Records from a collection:
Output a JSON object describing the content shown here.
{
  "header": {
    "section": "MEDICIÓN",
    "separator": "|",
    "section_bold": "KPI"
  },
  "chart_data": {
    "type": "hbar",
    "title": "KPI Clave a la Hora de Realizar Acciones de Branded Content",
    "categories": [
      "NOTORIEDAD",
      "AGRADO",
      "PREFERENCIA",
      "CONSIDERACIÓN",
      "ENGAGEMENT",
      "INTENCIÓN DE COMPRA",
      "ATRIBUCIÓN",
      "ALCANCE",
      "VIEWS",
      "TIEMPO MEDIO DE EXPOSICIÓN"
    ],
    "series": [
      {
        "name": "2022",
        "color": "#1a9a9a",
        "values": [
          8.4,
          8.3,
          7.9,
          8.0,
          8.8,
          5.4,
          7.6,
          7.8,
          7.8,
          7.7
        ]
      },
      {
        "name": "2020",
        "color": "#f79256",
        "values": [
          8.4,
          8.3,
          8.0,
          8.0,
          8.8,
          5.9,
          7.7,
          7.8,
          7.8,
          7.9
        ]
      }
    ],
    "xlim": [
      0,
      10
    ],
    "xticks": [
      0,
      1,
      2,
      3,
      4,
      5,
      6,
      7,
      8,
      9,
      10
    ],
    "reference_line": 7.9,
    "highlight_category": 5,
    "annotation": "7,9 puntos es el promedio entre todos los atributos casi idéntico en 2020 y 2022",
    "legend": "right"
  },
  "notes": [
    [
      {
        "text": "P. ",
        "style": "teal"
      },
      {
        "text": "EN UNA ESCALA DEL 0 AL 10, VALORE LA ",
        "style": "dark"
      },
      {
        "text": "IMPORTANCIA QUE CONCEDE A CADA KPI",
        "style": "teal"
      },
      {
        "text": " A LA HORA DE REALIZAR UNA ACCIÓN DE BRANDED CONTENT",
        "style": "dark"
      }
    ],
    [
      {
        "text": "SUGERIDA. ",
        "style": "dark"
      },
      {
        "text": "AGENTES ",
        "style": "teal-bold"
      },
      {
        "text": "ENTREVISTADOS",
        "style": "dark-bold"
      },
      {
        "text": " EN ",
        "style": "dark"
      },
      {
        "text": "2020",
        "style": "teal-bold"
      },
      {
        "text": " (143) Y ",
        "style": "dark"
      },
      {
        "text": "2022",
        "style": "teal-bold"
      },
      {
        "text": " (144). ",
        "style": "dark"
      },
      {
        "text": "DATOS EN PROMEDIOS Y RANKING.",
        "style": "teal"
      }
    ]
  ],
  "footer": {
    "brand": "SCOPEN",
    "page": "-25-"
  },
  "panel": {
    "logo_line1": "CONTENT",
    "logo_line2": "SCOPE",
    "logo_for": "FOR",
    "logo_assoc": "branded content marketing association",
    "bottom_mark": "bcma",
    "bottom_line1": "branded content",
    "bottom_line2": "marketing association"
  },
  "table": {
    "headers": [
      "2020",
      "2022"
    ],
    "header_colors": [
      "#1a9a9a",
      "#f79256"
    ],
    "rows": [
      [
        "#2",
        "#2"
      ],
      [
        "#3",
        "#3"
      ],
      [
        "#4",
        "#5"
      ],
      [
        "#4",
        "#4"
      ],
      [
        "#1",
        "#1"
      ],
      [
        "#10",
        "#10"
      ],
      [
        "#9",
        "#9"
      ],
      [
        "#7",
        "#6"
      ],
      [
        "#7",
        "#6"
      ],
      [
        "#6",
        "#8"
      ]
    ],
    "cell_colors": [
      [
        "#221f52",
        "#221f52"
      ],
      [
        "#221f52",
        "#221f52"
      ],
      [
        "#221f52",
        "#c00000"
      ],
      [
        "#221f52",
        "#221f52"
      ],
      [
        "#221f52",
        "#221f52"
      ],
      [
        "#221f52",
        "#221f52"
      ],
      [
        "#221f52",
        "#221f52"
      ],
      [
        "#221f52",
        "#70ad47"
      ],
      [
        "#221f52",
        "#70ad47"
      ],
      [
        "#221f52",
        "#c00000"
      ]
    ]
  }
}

YOUR TASK =>
Every entry should be printed again exactly as it stands.

RESPONSE TO THE EXERCISE =>
Output a JSON object describing the content shown here.
{
  "header": {
    "section": "MEDICIÓN",
    "separator": "|",
    "section_bold": "KPI"
  },
  "chart_data": {
    "type": "hbar",
    "title": "KPI Clave a la Hora de Realizar Acciones de Branded Content",
    "categories": [
      "NOTORIEDAD",
      "AGRADO",
      "PREFERENCIA",
      "CONSIDERACIÓN",
      "ENGAGEMENT",
      "INTENCIÓN DE COMPRA",
      "ATRIBUCIÓN",
      "ALCANCE",
      "VIEWS",
      "TIEMPO MEDIO DE EXPOSICIÓN"
    ],
    "series": [
      {
        "name": "2022",
        "color": "#1a9a9a",
        "values": [
          8.4,
          8.3,
          7.9,
          8.0,
          8.8,
          5.4,
          7.6,
          7.8,
          7.8,
          7.7
        ]
      },
      {
        "name": "2020",
        "color": "#f79256",
        "values": [
          8.4,
          8.3,
          8.0,
          8.0,
          8.8,
          5.9,
          7.7,
          7.8,
          7.8,
          7.9
        ]
      }
    ],
    "xlim": [
      0,
      10
    ],
    "xticks": [
      0,
      1,
      2,
      3,
      4,
      5,
      6,
      7,
      8,
      9,
      10
    ],
    "reference_line": 7.9,
    "highlight_category": 5,
    "annotation": "7,9 puntos es el promedio entre todos los atributos casi idéntico en 2020 y 2022",
    "legend": "right"
  },
  "notes": [
    [
      {
        "text": "P. ",
        "style": "teal"
      },
      {
        "text": "EN UNA ESCALA DEL 0 AL 10, VALORE LA ",
        "style": "dark"
      },
      {
        "text": "IMPORTANCIA QUE CONCEDE A CADA KPI",
        "style": "teal"
      },
      {
        "text": " A LA HORA DE REALIZAR UNA ACCIÓN DE BRANDED CONTENT",
        "style": "dark"
      }
    ],
    [
      {
        "text": "SUGERIDA. ",
        "style": "dark"
      },
      {
        "text": "AGENTES ",
        "style": "teal-bold"
      },
      {
        "text": "ENTREVISTADOS",
        "style": "dark-bold"
      },
      {
        "text": " EN ",
        "style": "dark"
      },
      {
        "text": "2020",
        "style": "teal-bold"
      },
      {
        "text": " (143) Y ",
        "style": "dark"
      },
      {
        "text": "2022",
        "style": "teal-bold"
      },
      {
        "text": " (144). ",
        "style": "dark"
      },
      {
        "text": "DATOS EN PROMEDIOS Y RANKING.",
        "style": "teal"
      }
    ]
  ],
  "footer": {
    "brand": "SCOPEN",
    "page": "-25-"
  },
  "panel": {
    "logo_line1": "CONTENT",
    "logo_line2": "SCOPE",
    "logo_for": "FOR",
    "logo_assoc": "branded content marketing association",
    "bottom_mark": "bcma",
    "bottom_line1": "branded content",
    "bottom_line2": "marketing association"
  },
  "table": {
    "headers": [
      "2020",
      "2022"
    ],
    "header_colors": [
      "#1a9a9a",
      "#f79256"
    ],
    "rows": [
      [
        "#2",
        "#2"
      ],
      [
        "#3",
        "#3"
      ],
      [
        "#4",
        "#5"
      ],
      [
        "#4",
        "#4"
      ],
      [
        "#1",
        "#1"
      ],
      [
        "#10",
        "#10"
      ],
      [
        "#9",
        "#9"
      ],
      [
        "#7",
        "#6"
      ],
      [
        "#7",
        "#6"
      ],
      [
        "#6",
        "#8"
      ]
    ],
    "cell_colors": [
      [
        "#221f52",
        "#221f52"
      ],
      [
        "#221f52",
        "#221f52"
      ],
      [
        "#221f52",
        "#c00000"
      ],
      [
        "#221f52",
        "#221f52"
      ],
      [
        "#221f52",
        "#221f52"
      ],
      [
        "#221f52",
        "#221f52"
      ],
      [
        "#221f52",
        "#221f52"
      ],
      [
        "#221f52",
        "#70ad47"
      ],
      [
        "#221f52",
        "#70ad47"
      ],
      [
        "#221f52",
        "#c00000"
      ]
    ]
  }
}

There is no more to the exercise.